# TO DO
Return the records that follow unaltered. Omit every picture.

# MATERIAL PROVIDED
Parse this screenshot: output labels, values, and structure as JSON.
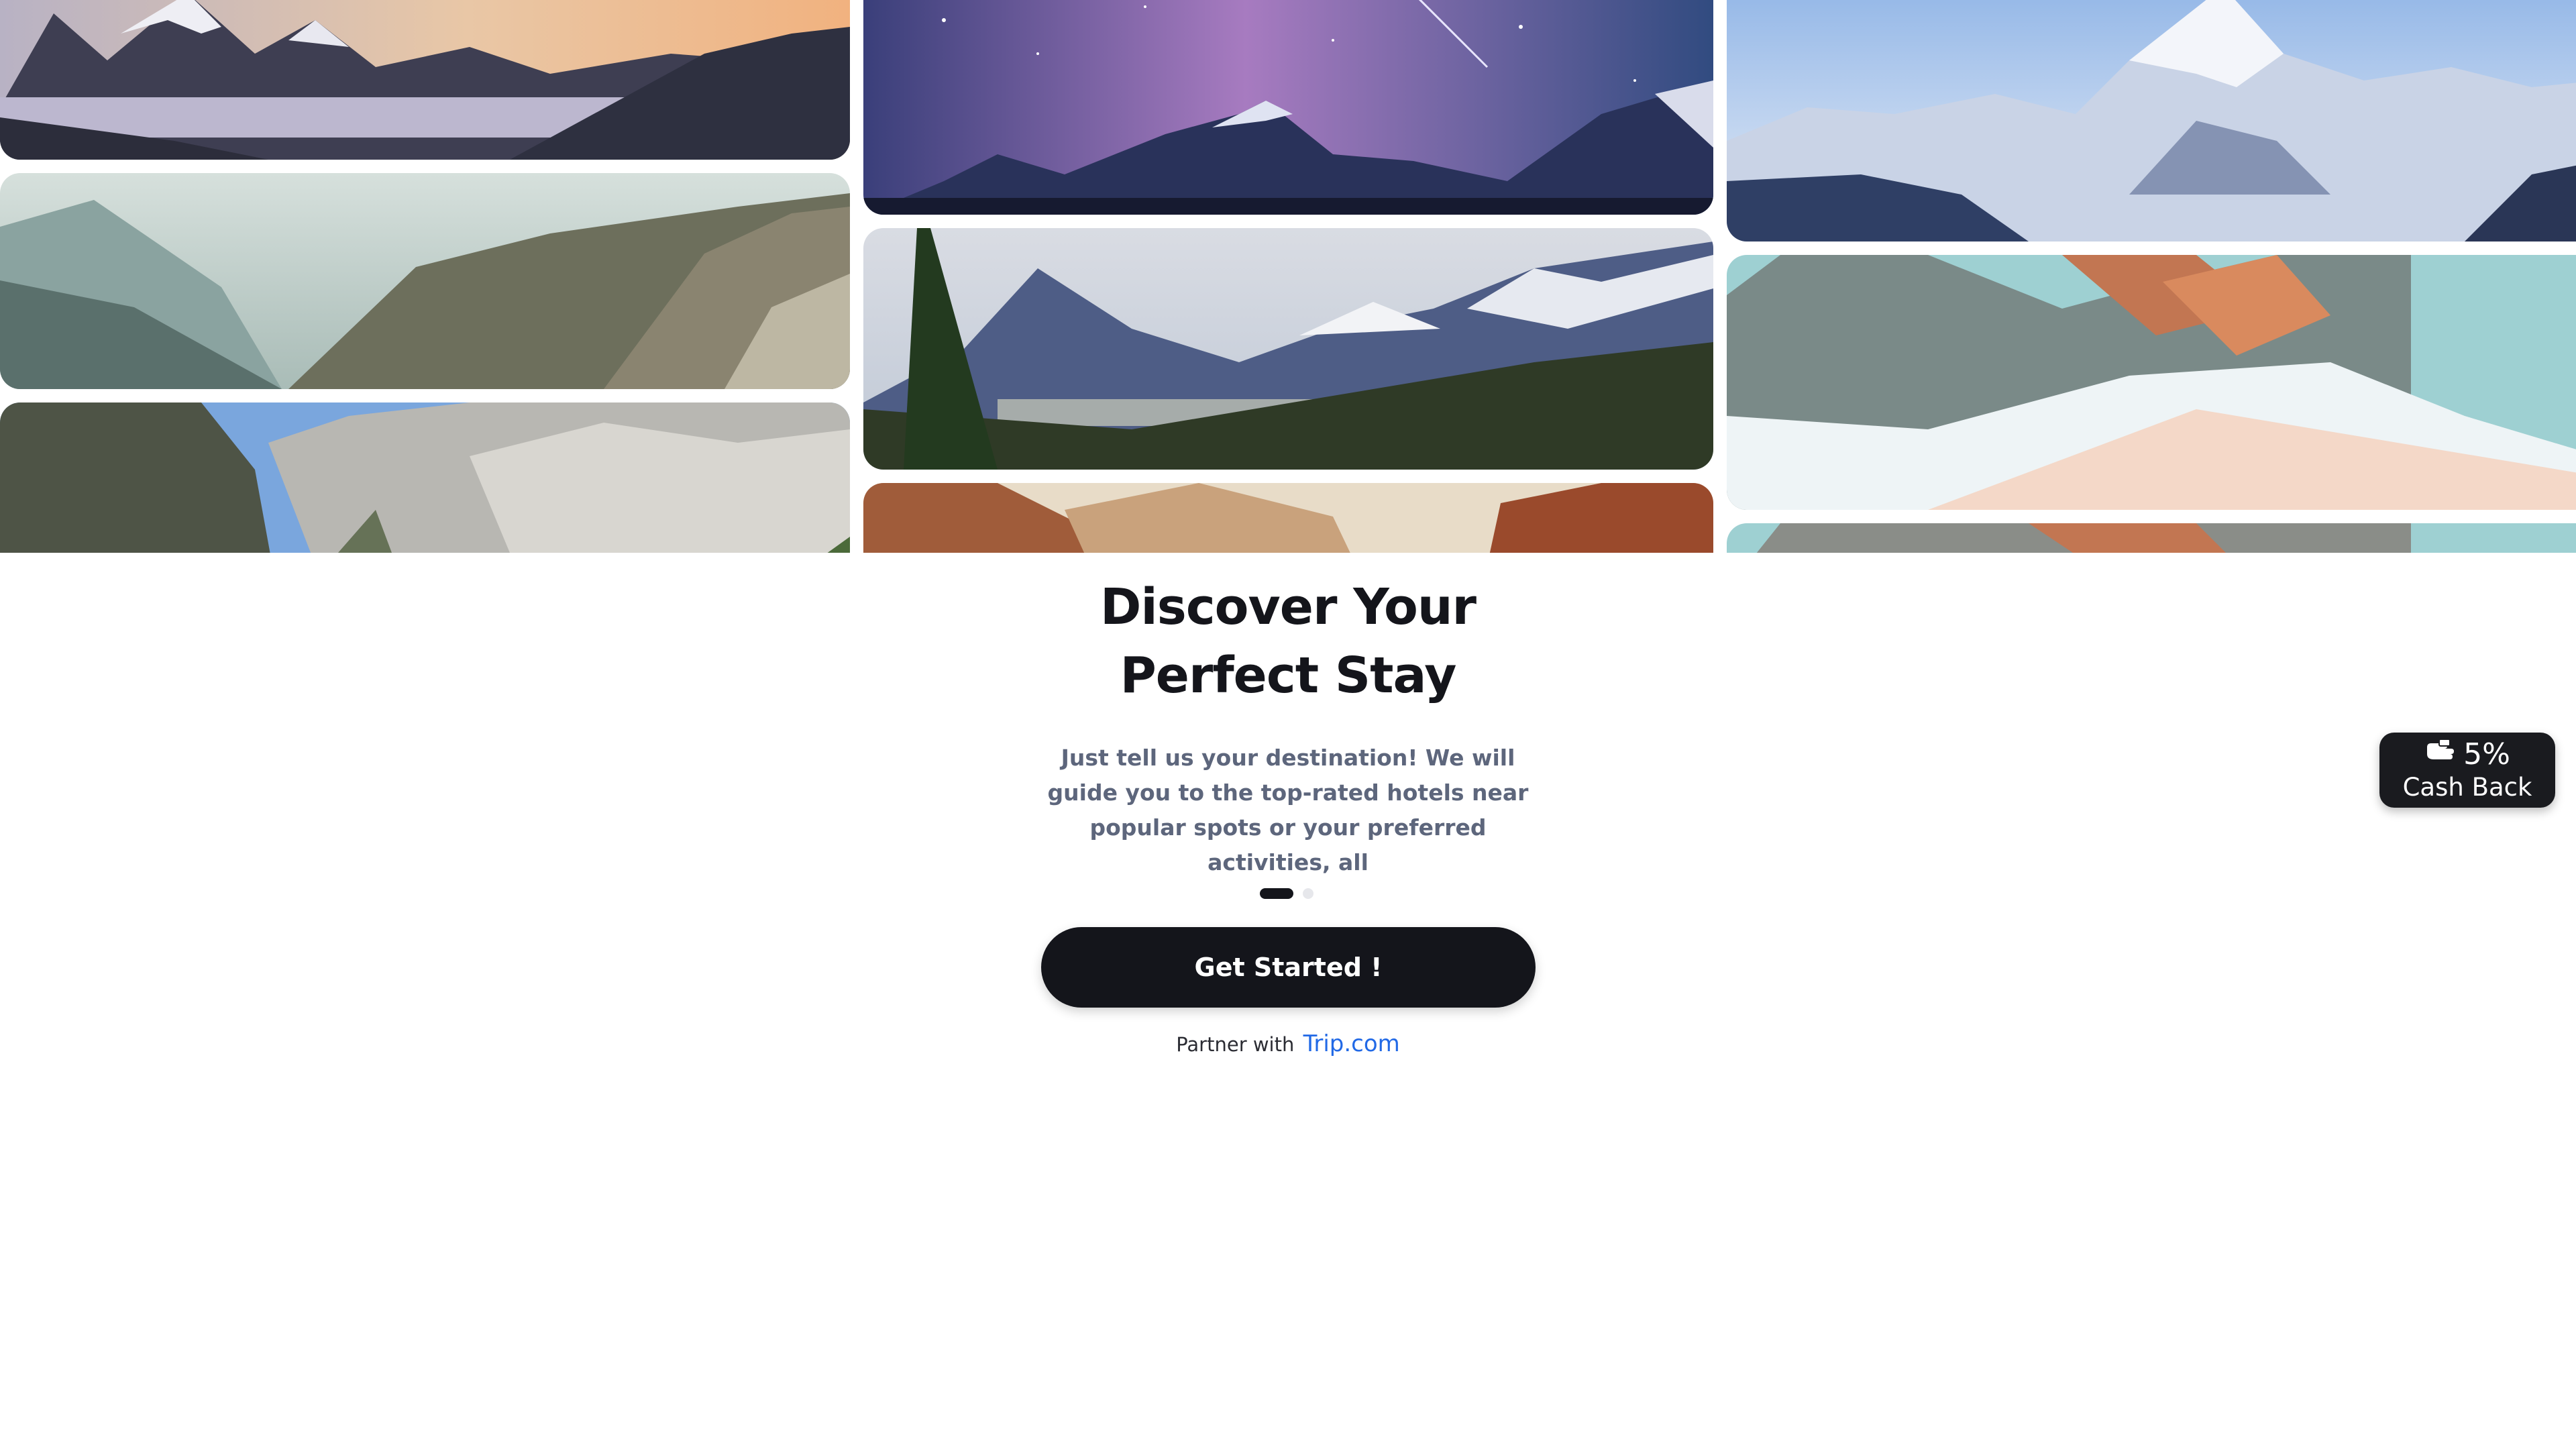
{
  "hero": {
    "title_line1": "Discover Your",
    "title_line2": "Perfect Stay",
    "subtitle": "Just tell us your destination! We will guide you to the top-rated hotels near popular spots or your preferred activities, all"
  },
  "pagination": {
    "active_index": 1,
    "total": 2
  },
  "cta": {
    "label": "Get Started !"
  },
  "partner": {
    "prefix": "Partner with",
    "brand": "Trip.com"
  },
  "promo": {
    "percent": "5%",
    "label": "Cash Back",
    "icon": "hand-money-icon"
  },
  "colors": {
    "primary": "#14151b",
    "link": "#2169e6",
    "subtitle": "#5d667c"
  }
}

# RESPONSE FOR THIS EXERCISE
Parse this screenshot: output labels, values, and structure as JSON.
{
  "hero": {
    "title_line1": "Discover Your",
    "title_line2": "Perfect Stay",
    "subtitle": "Just tell us your destination! We will guide you to the top-rated hotels near popular spots or your preferred activities, all"
  },
  "pagination": {
    "active_index": 1,
    "total": 2
  },
  "cta": {
    "label": "Get Started !"
  },
  "partner": {
    "prefix": "Partner with",
    "brand": "Trip.com"
  },
  "promo": {
    "percent": "5%",
    "label": "Cash Back",
    "icon": "hand-money-icon"
  },
  "colors": {
    "primary": "#14151b",
    "link": "#2169e6",
    "subtitle": "#5d667c"
  }
}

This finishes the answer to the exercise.